━━━ Recorded information

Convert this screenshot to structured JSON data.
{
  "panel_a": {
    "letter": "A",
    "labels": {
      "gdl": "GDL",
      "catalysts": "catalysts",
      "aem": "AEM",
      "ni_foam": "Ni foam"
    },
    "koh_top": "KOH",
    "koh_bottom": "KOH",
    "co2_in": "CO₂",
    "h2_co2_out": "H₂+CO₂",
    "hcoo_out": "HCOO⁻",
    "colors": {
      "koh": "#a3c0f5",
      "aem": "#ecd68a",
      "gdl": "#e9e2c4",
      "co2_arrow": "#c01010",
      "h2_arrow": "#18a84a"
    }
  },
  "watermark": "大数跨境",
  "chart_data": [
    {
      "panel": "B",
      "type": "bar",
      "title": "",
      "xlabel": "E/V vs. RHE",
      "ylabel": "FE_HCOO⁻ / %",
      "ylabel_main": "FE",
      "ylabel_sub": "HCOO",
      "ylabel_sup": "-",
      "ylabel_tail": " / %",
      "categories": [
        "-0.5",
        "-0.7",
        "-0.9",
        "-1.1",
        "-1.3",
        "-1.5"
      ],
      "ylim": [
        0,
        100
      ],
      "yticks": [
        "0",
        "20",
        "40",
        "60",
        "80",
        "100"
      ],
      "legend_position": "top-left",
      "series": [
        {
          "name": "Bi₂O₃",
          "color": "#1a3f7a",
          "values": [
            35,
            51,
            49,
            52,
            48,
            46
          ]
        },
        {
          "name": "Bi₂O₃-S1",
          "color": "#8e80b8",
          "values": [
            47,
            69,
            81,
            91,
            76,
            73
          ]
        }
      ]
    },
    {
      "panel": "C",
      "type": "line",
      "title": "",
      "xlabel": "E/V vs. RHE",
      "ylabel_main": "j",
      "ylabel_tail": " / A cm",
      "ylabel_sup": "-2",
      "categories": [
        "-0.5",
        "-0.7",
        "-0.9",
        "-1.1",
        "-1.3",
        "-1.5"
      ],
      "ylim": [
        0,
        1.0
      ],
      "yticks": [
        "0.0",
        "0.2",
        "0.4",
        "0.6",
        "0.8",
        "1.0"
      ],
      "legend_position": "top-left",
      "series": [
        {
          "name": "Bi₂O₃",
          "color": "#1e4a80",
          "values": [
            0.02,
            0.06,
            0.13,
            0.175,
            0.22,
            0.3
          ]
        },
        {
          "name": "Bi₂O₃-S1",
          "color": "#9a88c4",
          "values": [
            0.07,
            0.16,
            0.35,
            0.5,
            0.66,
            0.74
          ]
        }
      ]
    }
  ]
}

━━━━━━

• [To be done]
Write out the whole listing exactly.

• [Response to this exercise]
Convert this screenshot to structured JSON data.
{
  "panel_a": {
    "letter": "A",
    "labels": {
      "gdl": "GDL",
      "catalysts": "catalysts",
      "aem": "AEM",
      "ni_foam": "Ni foam"
    },
    "koh_top": "KOH",
    "koh_bottom": "KOH",
    "co2_in": "CO₂",
    "h2_co2_out": "H₂+CO₂",
    "hcoo_out": "HCOO⁻",
    "colors": {
      "koh": "#a3c0f5",
      "aem": "#ecd68a",
      "gdl": "#e9e2c4",
      "co2_arrow": "#c01010",
      "h2_arrow": "#18a84a"
    }
  },
  "watermark": "大数跨境",
  "chart_data": [
    {
      "panel": "B",
      "type": "bar",
      "title": "",
      "xlabel": "E/V vs. RHE",
      "ylabel": "FE_HCOO⁻ / %",
      "ylabel_main": "FE",
      "ylabel_sub": "HCOO",
      "ylabel_sup": "-",
      "ylabel_tail": " / %",
      "categories": [
        "-0.5",
        "-0.7",
        "-0.9",
        "-1.1",
        "-1.3",
        "-1.5"
      ],
      "ylim": [
        0,
        100
      ],
      "yticks": [
        "0",
        "20",
        "40",
        "60",
        "80",
        "100"
      ],
      "legend_position": "top-left",
      "series": [
        {
          "name": "Bi₂O₃",
          "color": "#1a3f7a",
          "values": [
            35,
            51,
            49,
            52,
            48,
            46
          ]
        },
        {
          "name": "Bi₂O₃-S1",
          "color": "#8e80b8",
          "values": [
            47,
            69,
            81,
            91,
            76,
            73
          ]
        }
      ]
    },
    {
      "panel": "C",
      "type": "line",
      "title": "",
      "xlabel": "E/V vs. RHE",
      "ylabel_main": "j",
      "ylabel_tail": " / A cm",
      "ylabel_sup": "-2",
      "categories": [
        "-0.5",
        "-0.7",
        "-0.9",
        "-1.1",
        "-1.3",
        "-1.5"
      ],
      "ylim": [
        0,
        1.0
      ],
      "yticks": [
        "0.0",
        "0.2",
        "0.4",
        "0.6",
        "0.8",
        "1.0"
      ],
      "legend_position": "top-left",
      "series": [
        {
          "name": "Bi₂O₃",
          "color": "#1e4a80",
          "values": [
            0.02,
            0.06,
            0.13,
            0.175,
            0.22,
            0.3
          ]
        },
        {
          "name": "Bi₂O₃-S1",
          "color": "#9a88c4",
          "values": [
            0.07,
            0.16,
            0.35,
            0.5,
            0.66,
            0.74
          ]
        }
      ]
    }
  ]
}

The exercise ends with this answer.